> [Problem description]
From the entries below, count every line that contains the word "this". Please give the number and nothing else.

▽

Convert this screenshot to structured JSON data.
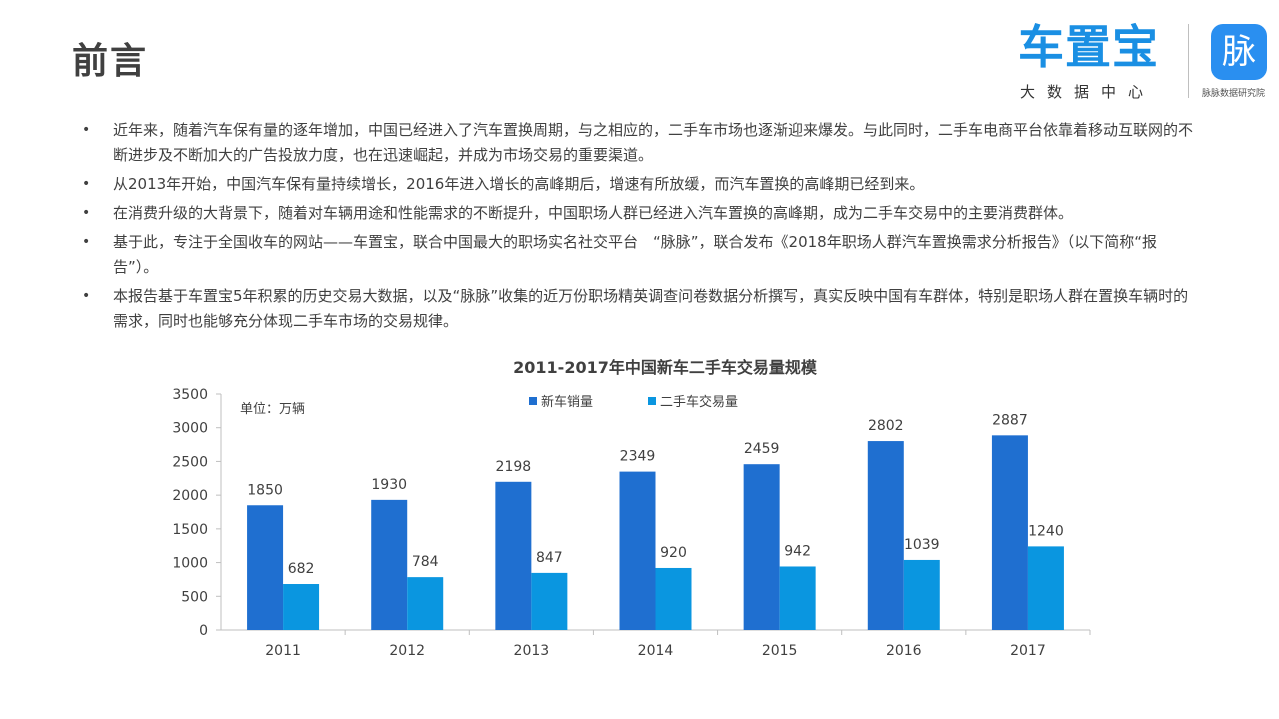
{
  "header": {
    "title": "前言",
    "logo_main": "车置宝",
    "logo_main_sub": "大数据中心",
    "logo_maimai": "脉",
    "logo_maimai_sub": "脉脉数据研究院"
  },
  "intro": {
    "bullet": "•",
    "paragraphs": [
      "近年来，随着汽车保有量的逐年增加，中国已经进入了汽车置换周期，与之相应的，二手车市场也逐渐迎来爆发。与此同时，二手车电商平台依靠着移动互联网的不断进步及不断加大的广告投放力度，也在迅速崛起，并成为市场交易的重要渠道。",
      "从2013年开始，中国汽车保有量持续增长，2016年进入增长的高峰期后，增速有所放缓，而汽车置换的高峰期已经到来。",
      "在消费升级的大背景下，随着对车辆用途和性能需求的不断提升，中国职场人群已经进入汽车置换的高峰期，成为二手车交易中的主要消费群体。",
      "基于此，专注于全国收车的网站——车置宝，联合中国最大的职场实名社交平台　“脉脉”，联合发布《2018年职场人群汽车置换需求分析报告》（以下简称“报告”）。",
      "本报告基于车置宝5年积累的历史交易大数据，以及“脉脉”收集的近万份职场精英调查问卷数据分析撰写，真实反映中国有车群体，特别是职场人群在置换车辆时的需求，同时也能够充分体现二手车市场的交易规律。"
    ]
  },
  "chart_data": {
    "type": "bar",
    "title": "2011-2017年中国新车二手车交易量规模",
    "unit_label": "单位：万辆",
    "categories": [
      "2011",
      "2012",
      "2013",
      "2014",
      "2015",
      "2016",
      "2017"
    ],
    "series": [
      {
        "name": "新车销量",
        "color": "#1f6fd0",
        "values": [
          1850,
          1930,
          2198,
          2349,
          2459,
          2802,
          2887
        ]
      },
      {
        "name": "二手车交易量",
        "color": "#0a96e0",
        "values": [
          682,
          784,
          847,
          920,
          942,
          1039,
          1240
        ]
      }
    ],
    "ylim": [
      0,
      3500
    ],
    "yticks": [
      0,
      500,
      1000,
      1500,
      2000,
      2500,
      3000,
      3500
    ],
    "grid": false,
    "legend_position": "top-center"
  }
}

△
▽

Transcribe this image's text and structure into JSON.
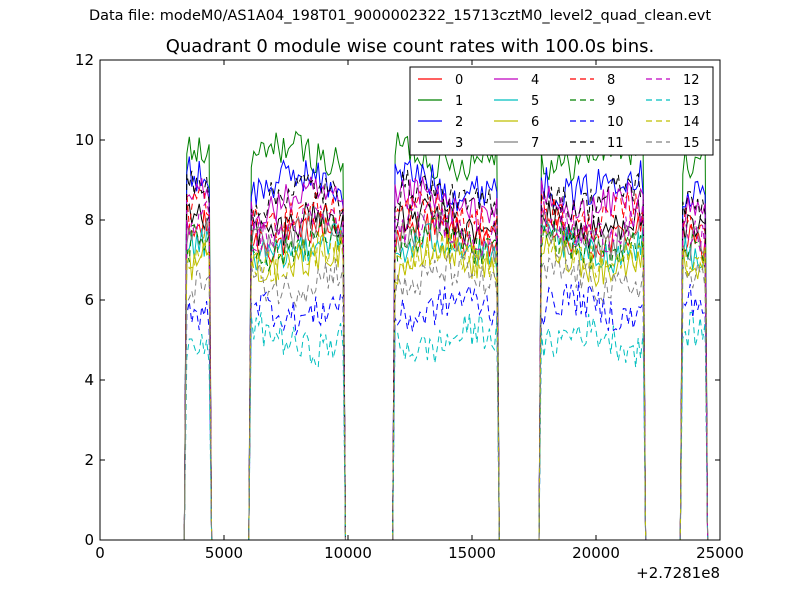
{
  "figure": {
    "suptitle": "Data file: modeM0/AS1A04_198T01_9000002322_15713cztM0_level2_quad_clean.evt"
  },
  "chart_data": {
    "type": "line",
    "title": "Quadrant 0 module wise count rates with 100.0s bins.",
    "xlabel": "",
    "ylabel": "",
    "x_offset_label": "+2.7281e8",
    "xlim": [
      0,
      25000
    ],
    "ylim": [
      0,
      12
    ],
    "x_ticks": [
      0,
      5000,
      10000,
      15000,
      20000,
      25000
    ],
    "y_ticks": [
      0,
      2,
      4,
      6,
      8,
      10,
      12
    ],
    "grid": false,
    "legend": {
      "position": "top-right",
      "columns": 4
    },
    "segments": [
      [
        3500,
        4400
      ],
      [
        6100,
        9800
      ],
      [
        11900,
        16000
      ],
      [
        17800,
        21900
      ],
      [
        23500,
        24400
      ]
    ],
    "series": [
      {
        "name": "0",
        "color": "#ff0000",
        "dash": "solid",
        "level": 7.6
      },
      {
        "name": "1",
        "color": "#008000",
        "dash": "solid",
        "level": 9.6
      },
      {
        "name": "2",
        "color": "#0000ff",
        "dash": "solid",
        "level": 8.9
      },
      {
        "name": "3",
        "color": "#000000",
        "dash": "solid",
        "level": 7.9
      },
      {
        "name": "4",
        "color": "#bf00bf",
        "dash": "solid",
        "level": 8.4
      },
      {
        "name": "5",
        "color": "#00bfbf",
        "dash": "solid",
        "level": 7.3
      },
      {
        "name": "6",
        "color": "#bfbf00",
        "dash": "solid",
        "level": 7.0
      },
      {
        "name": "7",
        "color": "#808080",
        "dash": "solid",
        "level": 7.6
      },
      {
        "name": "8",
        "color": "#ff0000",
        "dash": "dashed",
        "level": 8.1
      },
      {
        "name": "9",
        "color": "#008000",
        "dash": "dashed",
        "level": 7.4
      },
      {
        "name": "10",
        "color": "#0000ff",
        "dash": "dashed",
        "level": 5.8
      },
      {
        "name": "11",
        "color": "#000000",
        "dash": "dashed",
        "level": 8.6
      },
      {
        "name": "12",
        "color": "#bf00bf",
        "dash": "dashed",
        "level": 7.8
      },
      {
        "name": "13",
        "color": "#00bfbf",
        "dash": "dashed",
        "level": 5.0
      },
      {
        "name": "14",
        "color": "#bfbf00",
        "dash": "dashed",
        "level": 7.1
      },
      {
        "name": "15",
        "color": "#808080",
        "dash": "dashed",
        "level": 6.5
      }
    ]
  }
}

△

> [Complete response]
2